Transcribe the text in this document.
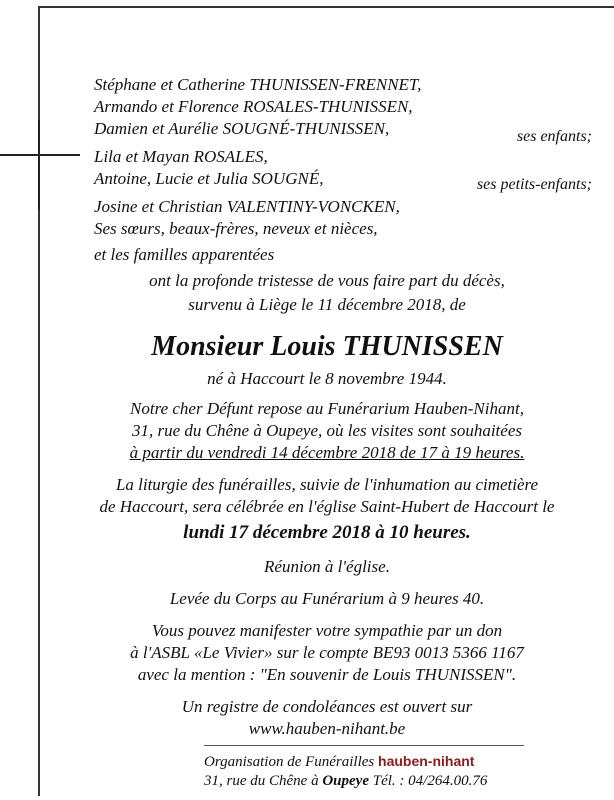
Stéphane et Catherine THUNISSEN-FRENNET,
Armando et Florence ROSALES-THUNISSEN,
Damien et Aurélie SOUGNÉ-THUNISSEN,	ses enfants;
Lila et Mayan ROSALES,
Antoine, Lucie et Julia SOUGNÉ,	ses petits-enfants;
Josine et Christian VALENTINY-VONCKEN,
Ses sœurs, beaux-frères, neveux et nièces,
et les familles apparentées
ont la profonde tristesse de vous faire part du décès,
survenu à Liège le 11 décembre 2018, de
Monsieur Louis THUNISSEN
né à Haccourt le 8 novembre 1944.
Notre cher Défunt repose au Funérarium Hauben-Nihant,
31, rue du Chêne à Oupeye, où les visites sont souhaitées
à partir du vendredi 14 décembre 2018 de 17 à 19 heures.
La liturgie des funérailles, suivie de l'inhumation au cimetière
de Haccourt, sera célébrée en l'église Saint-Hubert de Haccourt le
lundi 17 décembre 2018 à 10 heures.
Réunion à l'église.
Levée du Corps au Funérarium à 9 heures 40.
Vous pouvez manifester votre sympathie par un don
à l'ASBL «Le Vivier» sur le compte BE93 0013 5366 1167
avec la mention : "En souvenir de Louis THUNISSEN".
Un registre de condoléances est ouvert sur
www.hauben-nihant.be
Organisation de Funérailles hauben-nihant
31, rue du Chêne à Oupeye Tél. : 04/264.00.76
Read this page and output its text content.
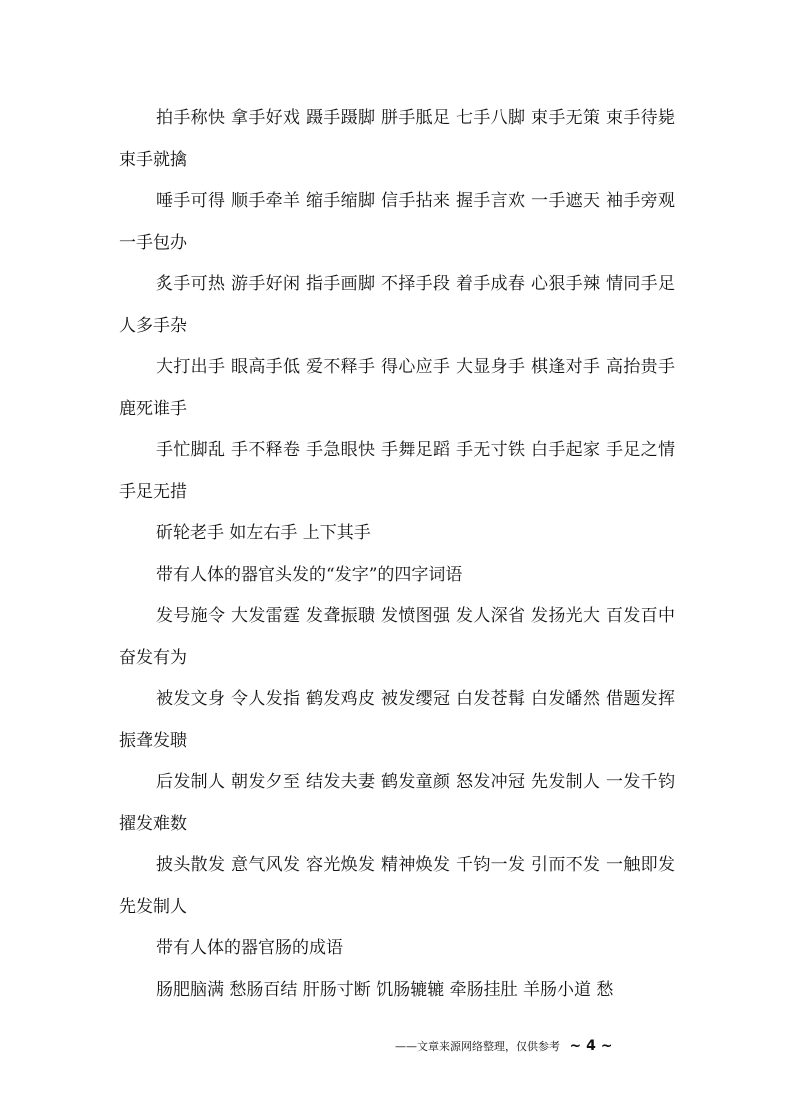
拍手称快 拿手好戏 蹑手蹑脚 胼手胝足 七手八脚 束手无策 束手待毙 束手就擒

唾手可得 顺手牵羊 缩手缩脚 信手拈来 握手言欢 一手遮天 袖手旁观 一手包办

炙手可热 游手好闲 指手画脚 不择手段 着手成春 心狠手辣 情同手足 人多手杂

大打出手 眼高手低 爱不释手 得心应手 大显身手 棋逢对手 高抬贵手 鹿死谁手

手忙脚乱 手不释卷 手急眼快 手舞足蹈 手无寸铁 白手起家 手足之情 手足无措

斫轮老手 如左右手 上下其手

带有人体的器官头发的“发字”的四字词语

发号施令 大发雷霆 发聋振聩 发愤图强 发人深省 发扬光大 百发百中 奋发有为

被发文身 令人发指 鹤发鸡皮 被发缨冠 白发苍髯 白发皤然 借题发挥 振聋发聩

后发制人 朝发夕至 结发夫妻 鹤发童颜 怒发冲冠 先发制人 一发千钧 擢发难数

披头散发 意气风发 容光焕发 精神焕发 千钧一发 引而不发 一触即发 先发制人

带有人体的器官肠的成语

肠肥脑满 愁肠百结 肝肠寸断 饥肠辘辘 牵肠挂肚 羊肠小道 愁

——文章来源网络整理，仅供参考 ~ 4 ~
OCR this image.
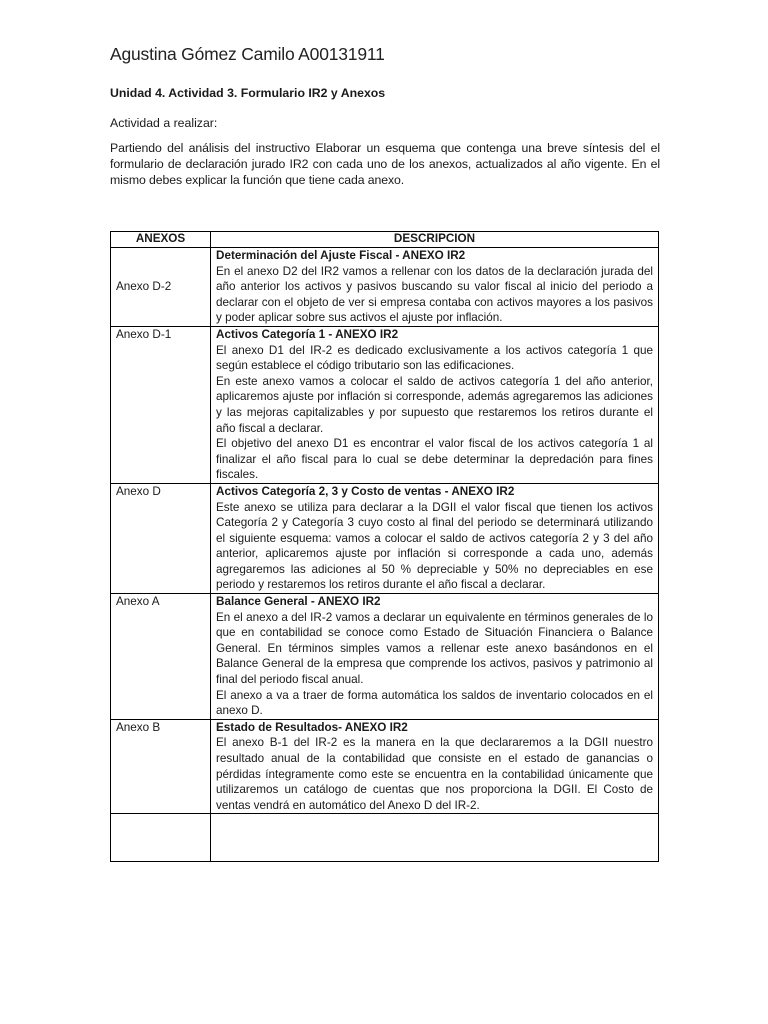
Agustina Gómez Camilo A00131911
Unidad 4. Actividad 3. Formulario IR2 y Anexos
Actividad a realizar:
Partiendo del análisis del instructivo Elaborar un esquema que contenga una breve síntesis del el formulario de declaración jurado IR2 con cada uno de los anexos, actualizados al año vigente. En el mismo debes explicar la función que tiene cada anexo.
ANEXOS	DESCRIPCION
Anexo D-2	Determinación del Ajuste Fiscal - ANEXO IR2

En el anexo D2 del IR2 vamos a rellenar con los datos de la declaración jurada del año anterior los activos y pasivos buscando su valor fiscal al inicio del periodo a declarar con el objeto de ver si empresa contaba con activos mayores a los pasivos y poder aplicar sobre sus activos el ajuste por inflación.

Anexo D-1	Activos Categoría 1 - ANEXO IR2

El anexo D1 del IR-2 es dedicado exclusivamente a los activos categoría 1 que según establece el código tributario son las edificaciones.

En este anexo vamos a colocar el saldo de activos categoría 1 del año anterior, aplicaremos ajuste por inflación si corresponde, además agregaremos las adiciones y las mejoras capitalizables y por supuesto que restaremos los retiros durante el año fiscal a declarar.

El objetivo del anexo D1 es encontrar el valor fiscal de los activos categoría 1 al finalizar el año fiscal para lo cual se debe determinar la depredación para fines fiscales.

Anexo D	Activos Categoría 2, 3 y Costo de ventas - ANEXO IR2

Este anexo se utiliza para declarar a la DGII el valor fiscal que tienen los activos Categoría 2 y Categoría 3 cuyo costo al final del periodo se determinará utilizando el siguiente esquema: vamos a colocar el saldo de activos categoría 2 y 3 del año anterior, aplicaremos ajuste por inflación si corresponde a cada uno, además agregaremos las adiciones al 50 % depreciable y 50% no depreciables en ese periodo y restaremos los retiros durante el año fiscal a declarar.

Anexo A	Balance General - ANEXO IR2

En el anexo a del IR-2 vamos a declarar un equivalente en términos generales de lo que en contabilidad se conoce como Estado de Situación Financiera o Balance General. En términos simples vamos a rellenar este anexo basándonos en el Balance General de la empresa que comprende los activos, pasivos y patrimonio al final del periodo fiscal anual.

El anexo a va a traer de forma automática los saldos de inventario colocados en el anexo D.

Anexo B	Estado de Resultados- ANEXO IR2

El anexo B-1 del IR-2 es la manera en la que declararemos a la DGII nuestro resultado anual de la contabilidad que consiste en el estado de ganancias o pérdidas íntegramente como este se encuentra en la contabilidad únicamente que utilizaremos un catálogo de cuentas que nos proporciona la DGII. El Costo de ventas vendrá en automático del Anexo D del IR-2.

•••••

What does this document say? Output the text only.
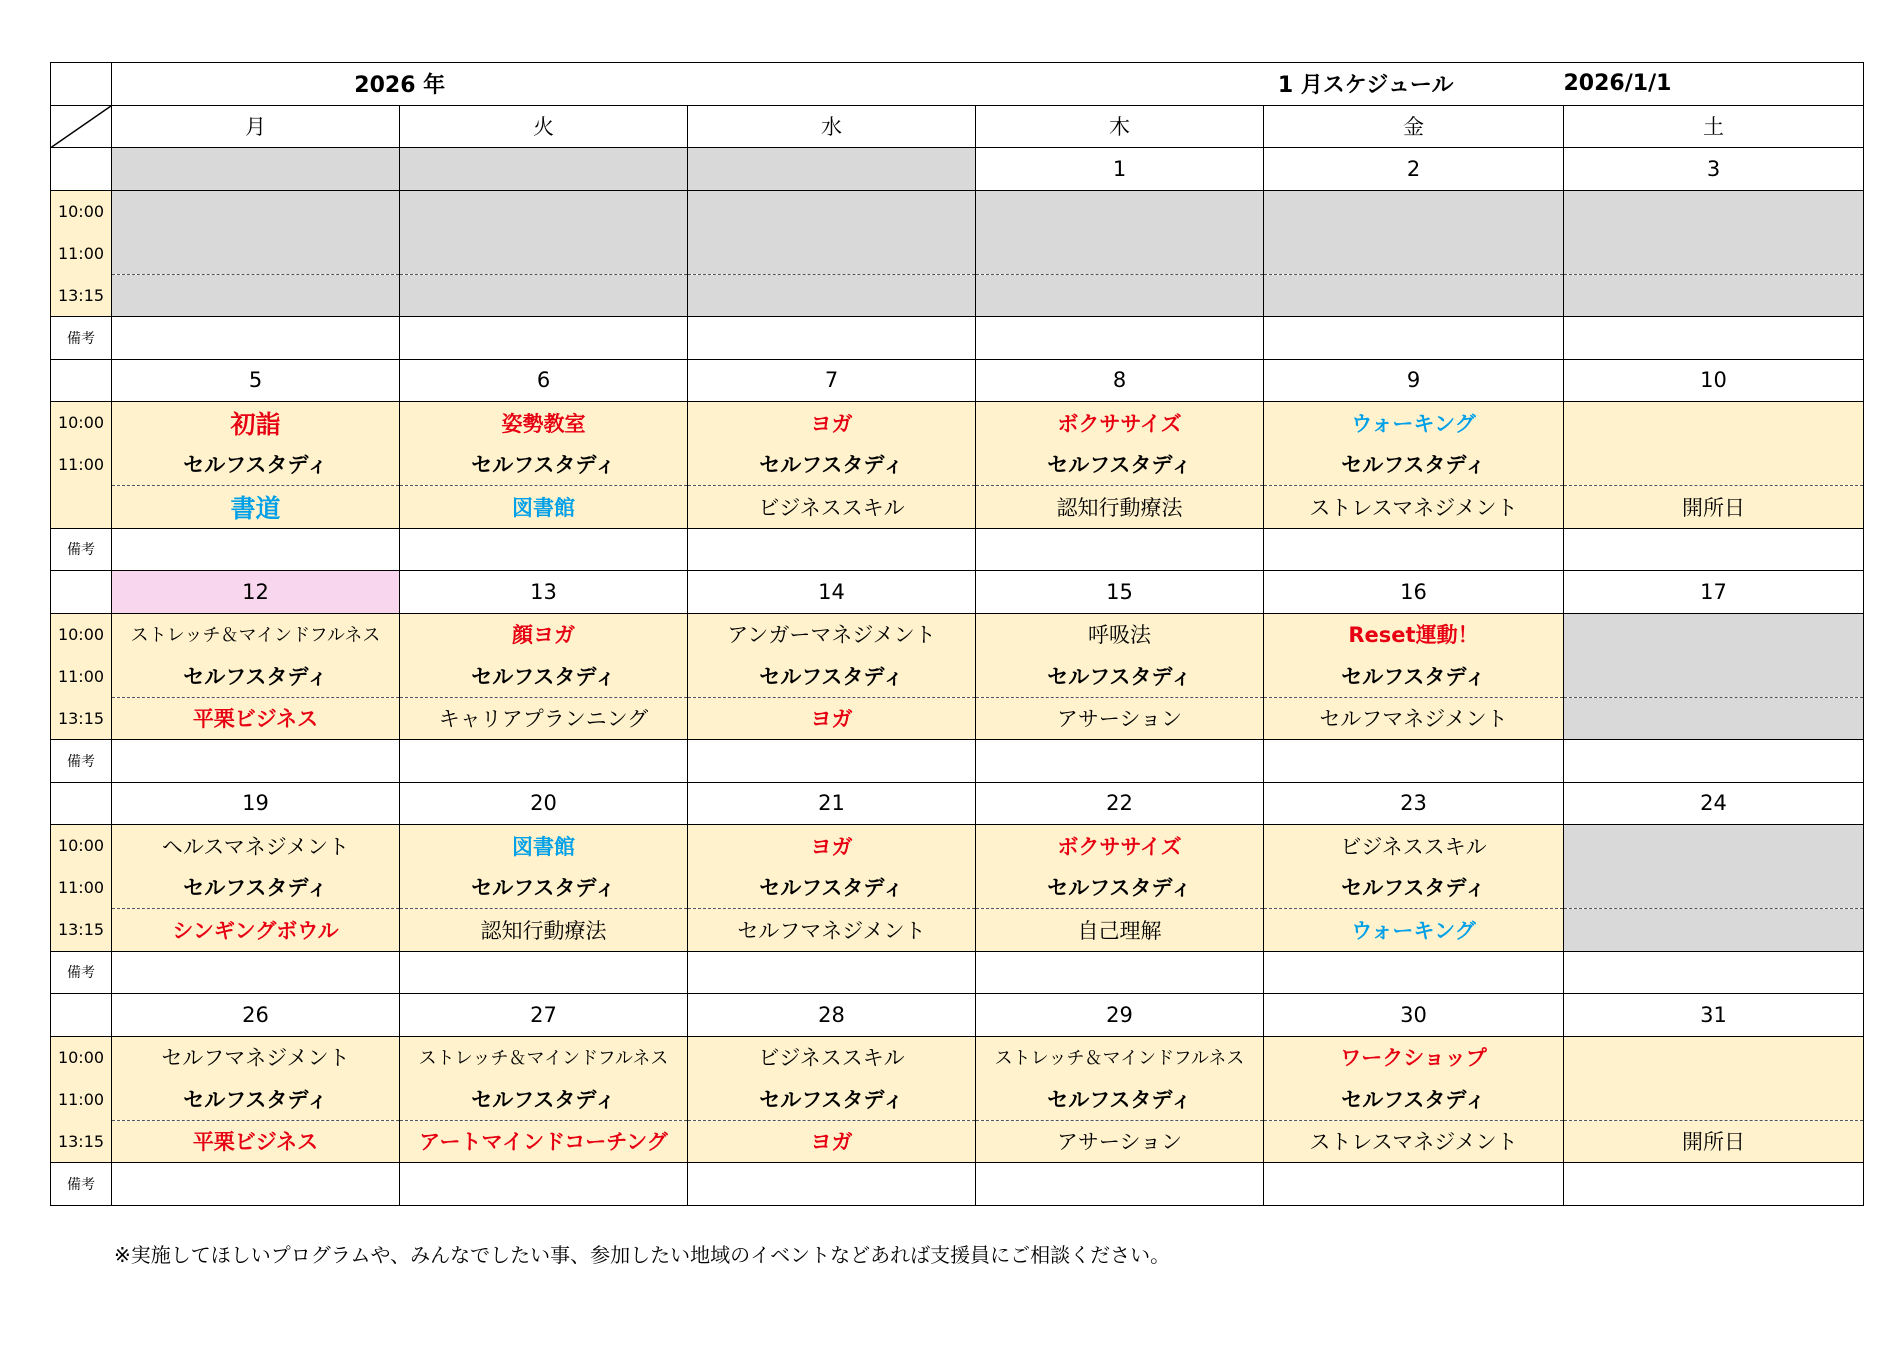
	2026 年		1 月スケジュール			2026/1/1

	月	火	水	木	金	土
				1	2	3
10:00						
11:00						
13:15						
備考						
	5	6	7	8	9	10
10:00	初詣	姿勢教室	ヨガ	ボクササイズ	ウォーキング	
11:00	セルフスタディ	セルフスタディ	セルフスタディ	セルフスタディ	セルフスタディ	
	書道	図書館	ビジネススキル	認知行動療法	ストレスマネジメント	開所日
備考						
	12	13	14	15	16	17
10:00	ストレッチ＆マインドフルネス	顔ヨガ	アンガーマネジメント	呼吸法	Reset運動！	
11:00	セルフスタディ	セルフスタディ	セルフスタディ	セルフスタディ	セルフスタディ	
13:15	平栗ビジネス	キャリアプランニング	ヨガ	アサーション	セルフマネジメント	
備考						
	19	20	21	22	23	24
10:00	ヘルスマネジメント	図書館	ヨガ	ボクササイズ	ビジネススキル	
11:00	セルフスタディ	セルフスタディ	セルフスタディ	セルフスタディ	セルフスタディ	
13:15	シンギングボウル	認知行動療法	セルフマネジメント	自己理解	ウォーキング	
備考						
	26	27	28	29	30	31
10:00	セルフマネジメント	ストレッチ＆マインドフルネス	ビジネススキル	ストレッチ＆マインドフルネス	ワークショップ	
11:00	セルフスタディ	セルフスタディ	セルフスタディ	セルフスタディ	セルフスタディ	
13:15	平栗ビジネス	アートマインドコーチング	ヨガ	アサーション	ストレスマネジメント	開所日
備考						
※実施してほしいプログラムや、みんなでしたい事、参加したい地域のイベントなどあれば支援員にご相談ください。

•••••

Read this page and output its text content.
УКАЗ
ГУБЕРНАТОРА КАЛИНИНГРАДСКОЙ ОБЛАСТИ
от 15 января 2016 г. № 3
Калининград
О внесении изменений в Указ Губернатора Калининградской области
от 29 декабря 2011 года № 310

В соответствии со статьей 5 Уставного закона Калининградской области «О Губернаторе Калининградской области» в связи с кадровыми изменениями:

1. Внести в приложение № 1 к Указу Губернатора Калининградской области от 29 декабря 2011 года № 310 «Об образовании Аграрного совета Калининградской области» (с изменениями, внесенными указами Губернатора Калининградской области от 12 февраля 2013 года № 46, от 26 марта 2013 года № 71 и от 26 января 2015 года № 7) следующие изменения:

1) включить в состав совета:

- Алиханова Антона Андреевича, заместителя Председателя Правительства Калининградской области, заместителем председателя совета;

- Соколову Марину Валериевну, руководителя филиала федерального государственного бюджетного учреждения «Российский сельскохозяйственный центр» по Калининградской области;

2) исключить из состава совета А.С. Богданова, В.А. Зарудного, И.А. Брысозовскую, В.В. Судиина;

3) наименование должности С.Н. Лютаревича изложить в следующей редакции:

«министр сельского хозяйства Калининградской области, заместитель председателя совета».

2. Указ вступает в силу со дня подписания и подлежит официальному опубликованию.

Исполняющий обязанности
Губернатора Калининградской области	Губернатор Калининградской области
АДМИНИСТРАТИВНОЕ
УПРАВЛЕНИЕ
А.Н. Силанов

•••••

### Short exercise
From the material above, gather all lines that include the string "アサーション" and copy them.

### Output of the task
13:15	平栗ビジネス	キャリアプランニング	ヨガ	アサーション	セルフマネジメント	
13:15	平栗ビジネス	アートマインドコーチング	ヨガ	アサーション	ストレスマネジメント	開所日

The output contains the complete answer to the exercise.